- **Problem details**
Copy the data exactly; pictures stay out of the copy.

- **Data extract**
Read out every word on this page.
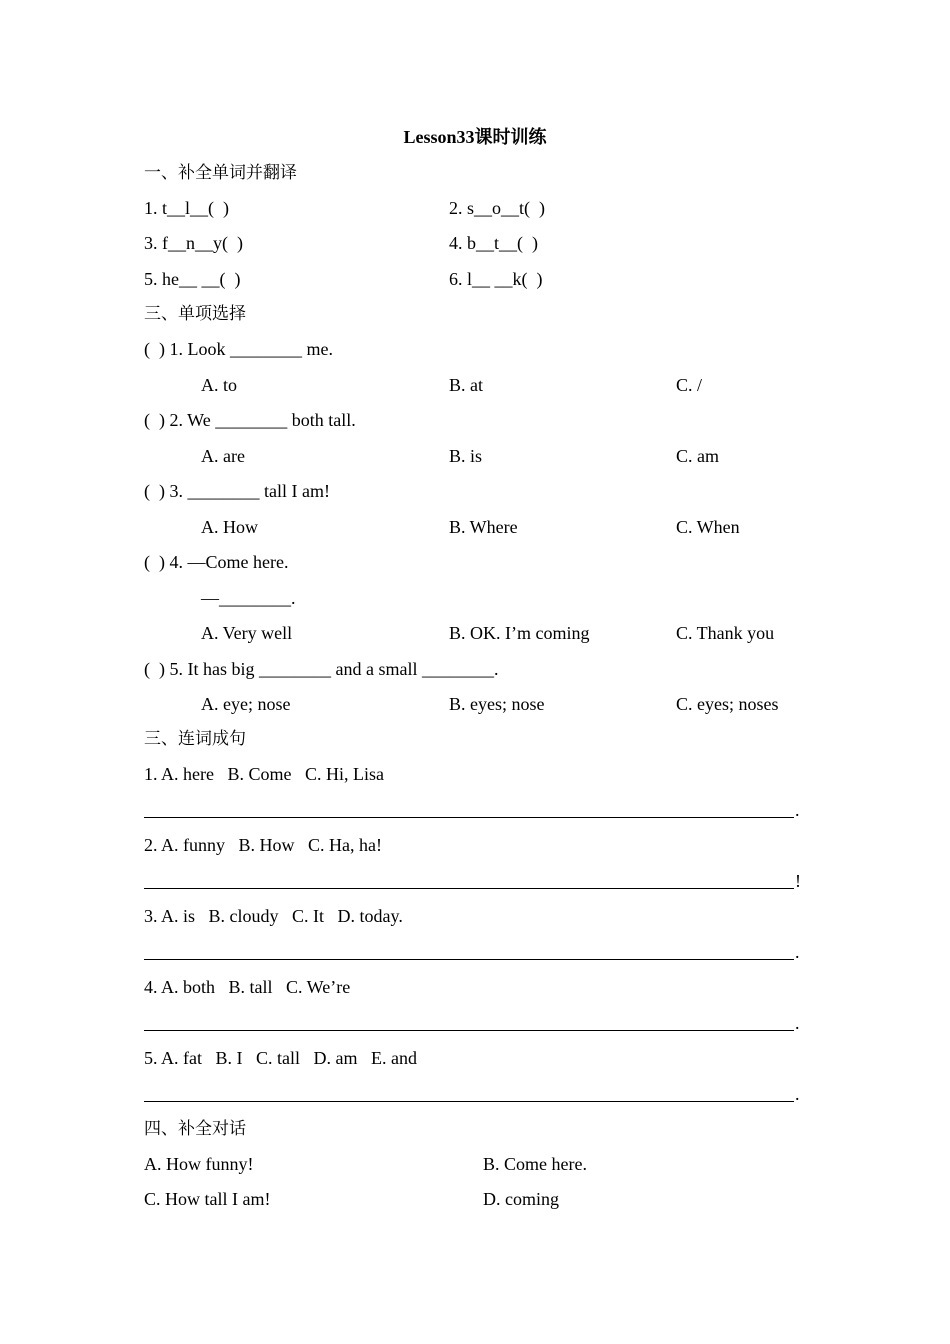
Lesson33课时训练
一、补全单词并翻译
1. t__l__(  )	2. s__o__t(  )
3. f__n__y(  )	4. b__t__(  )
5. he__ __(  )	6. l__ __k(  )
三、单项选择
(  ) 1. Look ________ me.
A. to	B. at	C. /
(  ) 2. We ________ both tall.
A. are	B. is	C. am
(  ) 3. ________ tall I am!
A. How	B. Where	C. When
(  ) 4. —Come here.
—________.
A. Very well	B. OK. I’m coming	C. Thank you
(  ) 5. It has big ________ and a small ________.
A. eye; nose	B. eyes; nose	C. eyes; noses
三、连词成句
1. A. here   B. Come   C. Hi, Lisa
.
2. A. funny   B. How   C. Ha, ha!
!
3. A. is   B. cloudy   C. It   D. today.
.
4. A. both   B. tall   C. We’re
.
5. A. fat   B. I   C. tall   D. am   E. and
.
四、补全对话
A. How funny!	B. Come here.
C. How tall I am!	D. coming
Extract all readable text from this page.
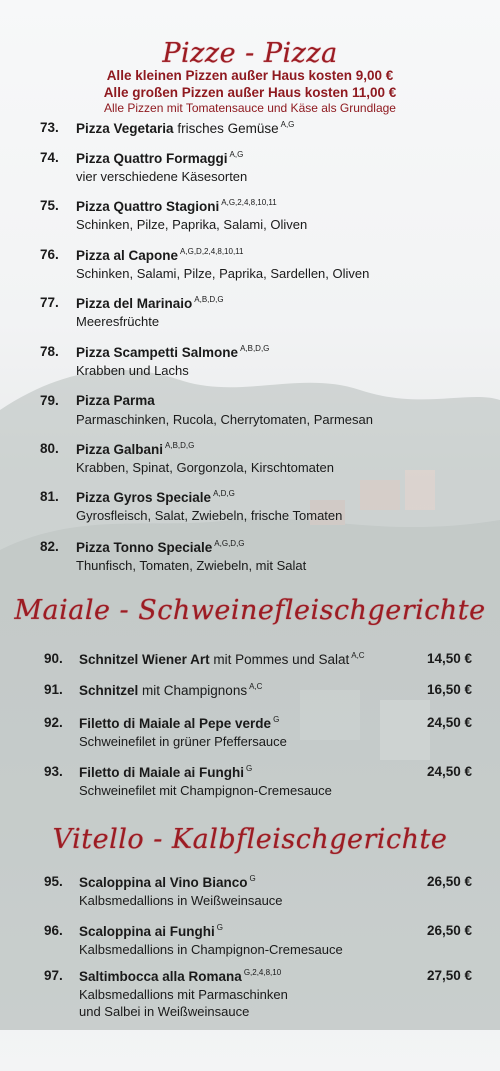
Pizze - Pizza
Alle kleinen Pizzen außer Haus kosten 9,00 €
Alle großen Pizzen außer Haus kosten 11,00 €
Alle Pizzen mit Tomatensauce und Käse als Grundlage
73. Pizza Vegetaria frisches Gemüse $^{A,G}$
74. Pizza Quattro Formaggi $^{A,G}$
vier verschiedene Käsesorten
75. Pizza Quattro Stagioni $^{A,G,2,4,8,10,11}$
Schinken, Pilze, Paprika, Salami, Oliven
76. Pizza al Capone $^{A,G,D,2,4,8,10,11}$
Schinken, Salami, Pilze, Paprika, Sardellen, Oliven
77. Pizza del Marinaio $^{A,B,D,G}$
Meeresfrüchte
78. Pizza Scampetti Salmone $^{A,B,D,G}$
Krabben und Lachs
79. Pizza Parma
Parmaschinken, Rucola, Cherrytomaten, Parmesan
80. Pizza Galbani $^{A,B,D,G}$
Krabben, Spinat, Gorgonzola, Kirschtomaten
81. Pizza Gyros Speciale $^{A,D,G}$
Gyrosfleisch, Salat, Zwiebeln, frische Tomaten
82. Pizza Tonno Speciale $^{A,G,D,G}$
Thunfisch, Tomaten, Zwiebeln, mit Salat
Maiale - Schweinefleischgerichte
90. Schnitzel Wiener Art mit Pommes und Salat $^{A,C}$	14,50 €
91. Schnitzel mit Champignons $^{A,C}$	16,50 €
92. Filetto di Maiale al Pepe verde $^G$
Schweinefilet in grüner Pfeffersauce
24,50 €
93. Filetto di Maiale ai Funghi $^G$
Schweinefilet mit Champignon-Cremesauce
24,50 €
Vitello - Kalbfleischgerichte
95. Scaloppina al Vino Bianco $^G$
Kalbsmedallions in Weißweinsauce
26,50 €
96. Scaloppina ai Funghi $^G$
Kalbsmedallions in Champignon-Cremesauce
26,50 €
97. Saltimbocca alla Romana $^{G,2,4,8,10}$
Kalbsmedallions mit Parmaschinken
und Salbei in Weißweinsauce
27,50 €
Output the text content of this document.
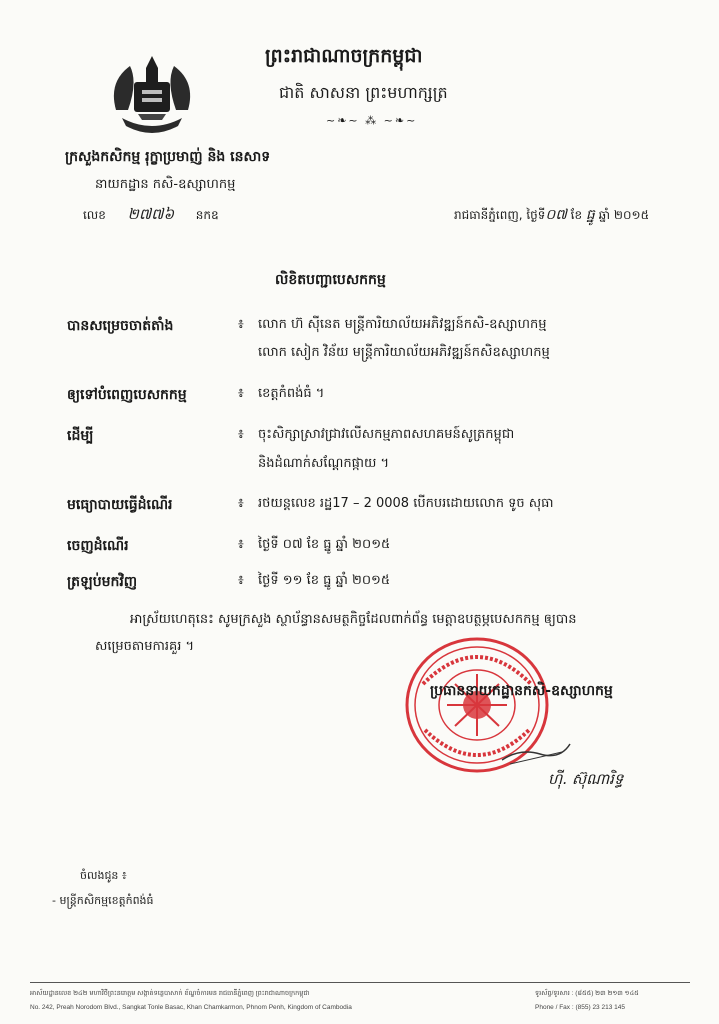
ព្រះរាជាណាចក្រកម្ពុជា
ជាតិ សាសនា ព្រះមហាក្សត្រ
~❧~ ⁂ ~❧~
ក្រសួងកសិកម្ម រុក្ខាប្រមាញ់ និង នេសាទ
នាយកដ្ឋាន កសិ-ឧស្សាហកម្ម
លេខ ២៧៧៦ នកឧ	រាជធានីភ្នំពេញ, ថ្ងៃទី០៧ ខែ ធ្នូ ឆ្នាំ ២០១៥
លិខិតបញ្ជាបេសកកម្ម
បានសម្រេចចាត់តាំង	៖ លោក ហ៊ ស៊ីនេត មន្ត្រីការិយាល័យអភិវឌ្ឍន៍កសិ-ឧស្សាហកម្ម
លោក សៀក វិន័យ មន្ត្រីការិយាល័យអភិវឌ្ឍន៍កសិឧស្សាហកម្ម
ឲ្យទៅបំពេញបេសកកម្ម	៖ ខេត្តកំពង់ធំ ។
ដើម្បី	៖ ចុះសិក្សាស្រាវជ្រាវលើសកម្មភាពសហគមន៍សូត្រកម្ពុជា
និងដំណាក់សណ្តែកផ្កាយ ។
មធ្យោបាយធ្វើដំណើរ	៖ រថយន្តលេខ រដ្ឋ17 – 2 0008 បើកបរដោយលោក ទូច សុធា
ចេញដំណើរ	៖ ថ្ងៃទី ០៧ ខែ ធ្នូ ឆ្នាំ ២០១៥
ត្រឡប់មកវិញ	៖ ថ្ងៃទី ១១ ខែ ធ្នូ ឆ្នាំ ២០១៥
អាស្រ័យហេតុនេះ សូមក្រសួង ស្ថាប័ន្ធានសមត្ថកិច្ចដែលពាក់ព័ន្ធ មេត្តាឧបត្ថម្ភបេសកកម្ម ឲ្យបាន
សម្រេចតាមការគួរ ។
ប្រធាននាយកដ្ឋានកសិ-ឧស្សាហកម្ម
ហ៊ី. ស៊ុណារិទ្ធ
ចំលងជូន ៖
- មន្ត្រីកសិកម្មខេត្តកំពង់ធំ
អាស័យដ្ឋានលេខ ២៤២ មហាវិថីព្រះនរោត្តម សង្កាត់ទន្លេបាសាក់ ខ័ណ្ឌចំការមន រាជធានីភ្នំពេញ ព្រះរាជាណាចក្រកម្ពុជា
No. 242, Preah Norodom Blvd., Sangkat Tonle Basac, Khan Chamkarmon, Phnom Penh, Kingdom of Cambodia
ទូរស័ព្ទ/ទូរសារ : (៨៥៥) ២៣ ២១៣ ១៤៥
Phone / Fax : (855) 23 213 145
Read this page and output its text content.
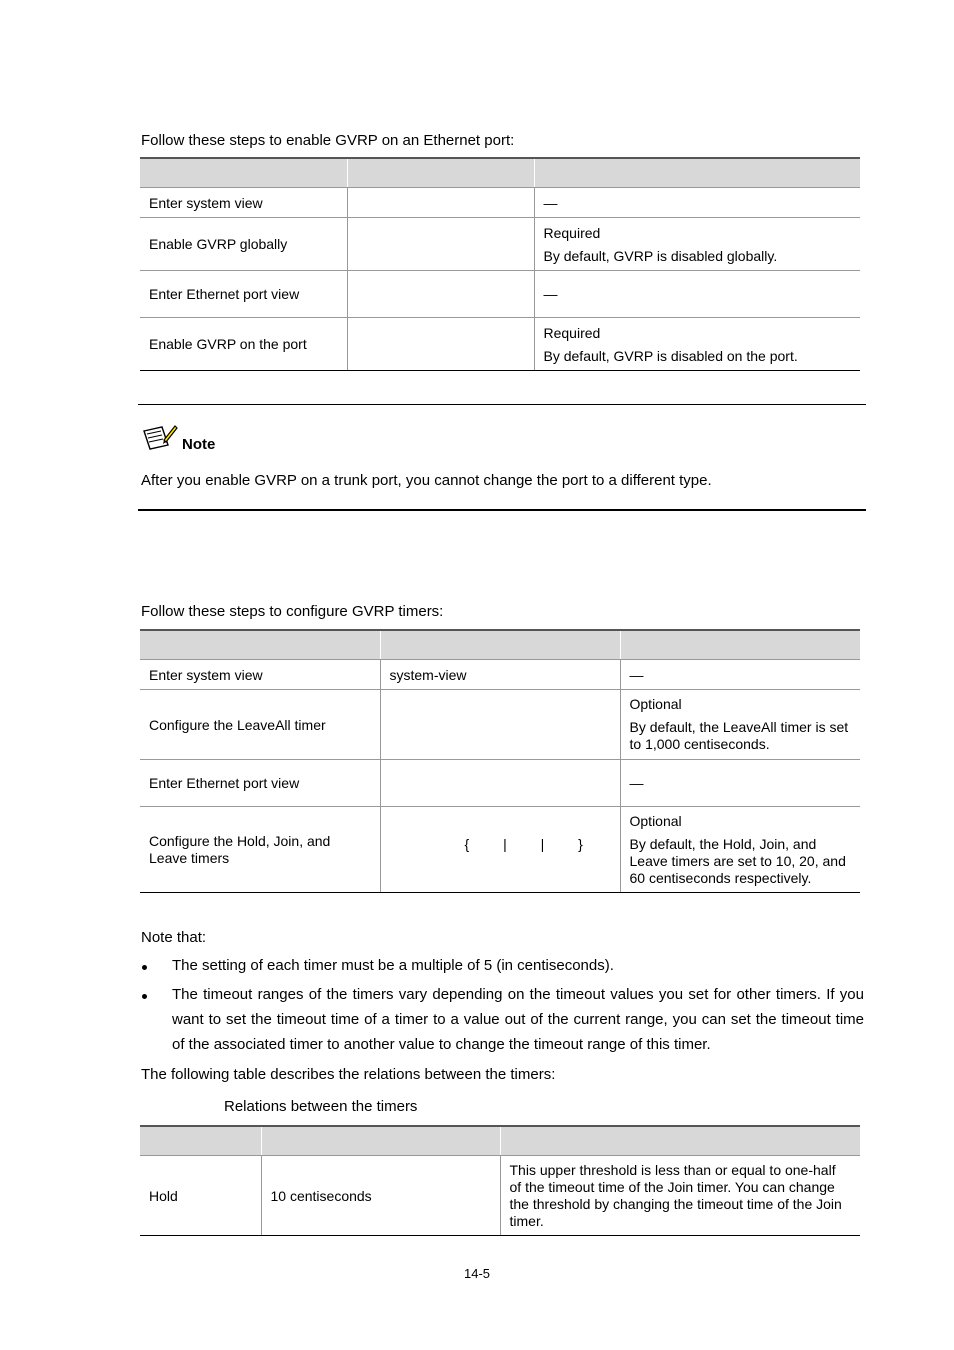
Follow these steps to enable GVRP on an Ethernet port:

Enter system view		—
Enable GVRP globally		Required
By default, GVRP is disabled globally.

Enter Ethernet port view		—
Enable GVRP on the port		Required
By default, GVRP is disabled on the port.
Note
After you enable GVRP on a trunk port, you cannot change the port to a different type.
Follow these steps to configure GVRP timers:

Enter system view	system-view	—
Configure the LeaveAll timer		Optional
By default, the LeaveAll timer is set to 1,000 centiseconds.

Enter Ethernet port view		—
Configure the Hold, Join, and Leave timers	{ | | }	Optional
By default, the Hold, Join, and Leave timers are set to 10, 20, and 60 centiseconds respectively.
Note that:
The setting of each timer must be a multiple of 5 (in centiseconds).
The timeout ranges of the timers vary depending on the timeout values you set for other timers. If you want to set the timeout time of a timer to a value out of the current range, you can set the timeout time of the associated timer to another value to change the timeout range of this timer.
The following table describes the relations between the timers:
Relations between the timers

Hold	10 centiseconds	This upper threshold is less than or equal to one-half of the timeout time of the Join timer. You can change the threshold by changing the timeout time of the Join timer.
14-5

- **Answer to the exercise**
Read out every word on this page.
Lesson33课时训练
一、补全单词并翻译
1. t__l__(  )	2. s__o__t(  )
3. f__n__y(  )	4. b__t__(  )
5. he__ __(  )	6. l__ __k(  )
三、单项选择
(  ) 1. Look ________ me.
A. to	B. at	C. /
(  ) 2. We ________ both tall.
A. are	B. is	C. am
(  ) 3. ________ tall I am!
A. How	B. Where	C. When
(  ) 4. —Come here.
—________.
A. Very well	B. OK. I’m coming	C. Thank you
(  ) 5. It has big ________ and a small ________.
A. eye; nose	B. eyes; nose	C. eyes; noses
三、连词成句
1. A. here   B. Come   C. Hi, Lisa
.
2. A. funny   B. How   C. Ha, ha!
!
3. A. is   B. cloudy   C. It   D. today.
.
4. A. both   B. tall   C. We’re
.
5. A. fat   B. I   C. tall   D. am   E. and
.
四、补全对话
A. How funny!	B. Come here.
C. How tall I am!	D. coming
Extract all readable text from this page.
Pizze - Pizza
Alle kleinen Pizzen außer Haus kosten 9,00 €
Alle großen Pizzen außer Haus kosten 11,00 €
Alle Pizzen mit Tomatensauce und Käse als Grundlage
73. Pizza Vegetaria frisches Gemüse $^{A,G}$
74. Pizza Quattro Formaggi $^{A,G}$
vier verschiedene Käsesorten
75. Pizza Quattro Stagioni $^{A,G,2,4,8,10,11}$
Schinken, Pilze, Paprika, Salami, Oliven
76. Pizza al Capone $^{A,G,D,2,4,8,10,11}$
Schinken, Salami, Pilze, Paprika, Sardellen, Oliven
77. Pizza del Marinaio $^{A,B,D,G}$
Meeresfrüchte
78. Pizza Scampetti Salmone $^{A,B,D,G}$
Krabben und Lachs
79. Pizza Parma
Parmaschinken, Rucola, Cherrytomaten, Parmesan
80. Pizza Galbani $^{A,B,D,G}$
Krabben, Spinat, Gorgonzola, Kirschtomaten
81. Pizza Gyros Speciale $^{A,D,G}$
Gyrosfleisch, Salat, Zwiebeln, frische Tomaten
82. Pizza Tonno Speciale $^{A,G,D,G}$
Thunfisch, Tomaten, Zwiebeln, mit Salat
Maiale - Schweinefleischgerichte
90. Schnitzel Wiener Art mit Pommes und Salat $^{A,C}$	14,50 €
91. Schnitzel mit Champignons $^{A,C}$	16,50 €
92. Filetto di Maiale al Pepe verde $^G$
Schweinefilet in grüner Pfeffersauce
24,50 €
93. Filetto di Maiale ai Funghi $^G$
Schweinefilet mit Champignon-Cremesauce
24,50 €
Vitello - Kalbfleischgerichte
95. Scaloppina al Vino Bianco $^G$
Kalbsmedallions in Weißweinsauce
26,50 €
96. Scaloppina ai Funghi $^G$
Kalbsmedallions in Champignon-Cremesauce
26,50 €
97. Saltimbocca alla Romana $^{G,2,4,8,10}$
Kalbsmedallions mit Parmaschinken
und Salbei in Weißweinsauce
27,50 €
Output the text content of this document.
ព្រះរាជាណាចក្រកម្ពុជា
ជាតិ សាសនា ព្រះមហាក្សត្រ
~❧~ ⁂ ~❧~
ក្រសួងកសិកម្ម រុក្ខាប្រមាញ់ និង នេសាទ
នាយកដ្ឋាន កសិ-ឧស្សាហកម្ម
លេខ ២៧៧៦ នកឧ	រាជធានីភ្នំពេញ, ថ្ងៃទី០៧ ខែ ធ្នូ ឆ្នាំ ២០១៥
លិខិតបញ្ជាបេសកកម្ម
បានសម្រេចចាត់តាំង	៖ លោក ហ៊ ស៊ីនេត មន្ត្រីការិយាល័យអភិវឌ្ឍន៍កសិ-ឧស្សាហកម្ម
លោក សៀក វិន័យ មន្ត្រីការិយាល័យអភិវឌ្ឍន៍កសិឧស្សាហកម្ម
ឲ្យទៅបំពេញបេសកកម្ម	៖ ខេត្តកំពង់ធំ ។
ដើម្បី	៖ ចុះសិក្សាស្រាវជ្រាវលើសកម្មភាពសហគមន៍សូត្រកម្ពុជា
និងដំណាក់សណ្តែកផ្កាយ ។
មធ្យោបាយធ្វើដំណើរ	៖ រថយន្តលេខ រដ្ឋ17 – 2 0008 បើកបរដោយលោក ទូច សុធា
ចេញដំណើរ	៖ ថ្ងៃទី ០៧ ខែ ធ្នូ ឆ្នាំ ២០១៥
ត្រឡប់មកវិញ	៖ ថ្ងៃទី ១១ ខែ ធ្នូ ឆ្នាំ ២០១៥
អាស្រ័យហេតុនេះ សូមក្រសួង ស្ថាប័ន្ធានសមត្ថកិច្ចដែលពាក់ព័ន្ធ មេត្តាឧបត្ថម្ភបេសកកម្ម ឲ្យបាន
សម្រេចតាមការគួរ ។
ប្រធាននាយកដ្ឋានកសិ-ឧស្សាហកម្ម
ហ៊ី. ស៊ុណារិទ្ធ
ចំលងជូន ៖
- មន្ត្រីកសិកម្មខេត្តកំពង់ធំ
អាស័យដ្ឋានលេខ ២៤២ មហាវិថីព្រះនរោត្តម សង្កាត់ទន្លេបាសាក់ ខ័ណ្ឌចំការមន រាជធានីភ្នំពេញ ព្រះរាជាណាចក្រកម្ពុជា
No. 242, Preah Norodom Blvd., Sangkat Tonle Basac, Khan Chamkarmon, Phnom Penh, Kingdom of Cambodia
ទូរស័ព្ទ/ទូរសារ : (៨៥៥) ២៣ ២១៣ ១៤៥
Phone / Fax : (855) 23 213 145
Read this page and output its text content.
Follow these steps to enable GVRP on an Ethernet port:

Enter system view		—
Enable GVRP globally		Required
By default, GVRP is disabled globally.

Enter Ethernet port view		—
Enable GVRP on the port		Required
By default, GVRP is disabled on the port.
Note
After you enable GVRP on a trunk port, you cannot change the port to a different type.
Follow these steps to configure GVRP timers:

Enter system view	system-view	—
Configure the LeaveAll timer		Optional
By default, the LeaveAll timer is set to 1,000 centiseconds.

Enter Ethernet port view		—
Configure the Hold, Join, and Leave timers	{ | | }	Optional
By default, the Hold, Join, and Leave timers are set to 10, 20, and 60 centiseconds respectively.
Note that:
The setting of each timer must be a multiple of 5 (in centiseconds).
The timeout ranges of the timers vary depending on the timeout values you set for other timers. If you want to set the timeout time of a timer to a value out of the current range, you can set the timeout time of the associated timer to another value to change the timeout range of this timer.
The following table describes the relations between the timers:
Relations between the timers

Hold	10 centiseconds	This upper threshold is less than or equal to one-half of the timeout time of the Join timer. You can change the threshold by changing the timeout time of the Join timer.
14-5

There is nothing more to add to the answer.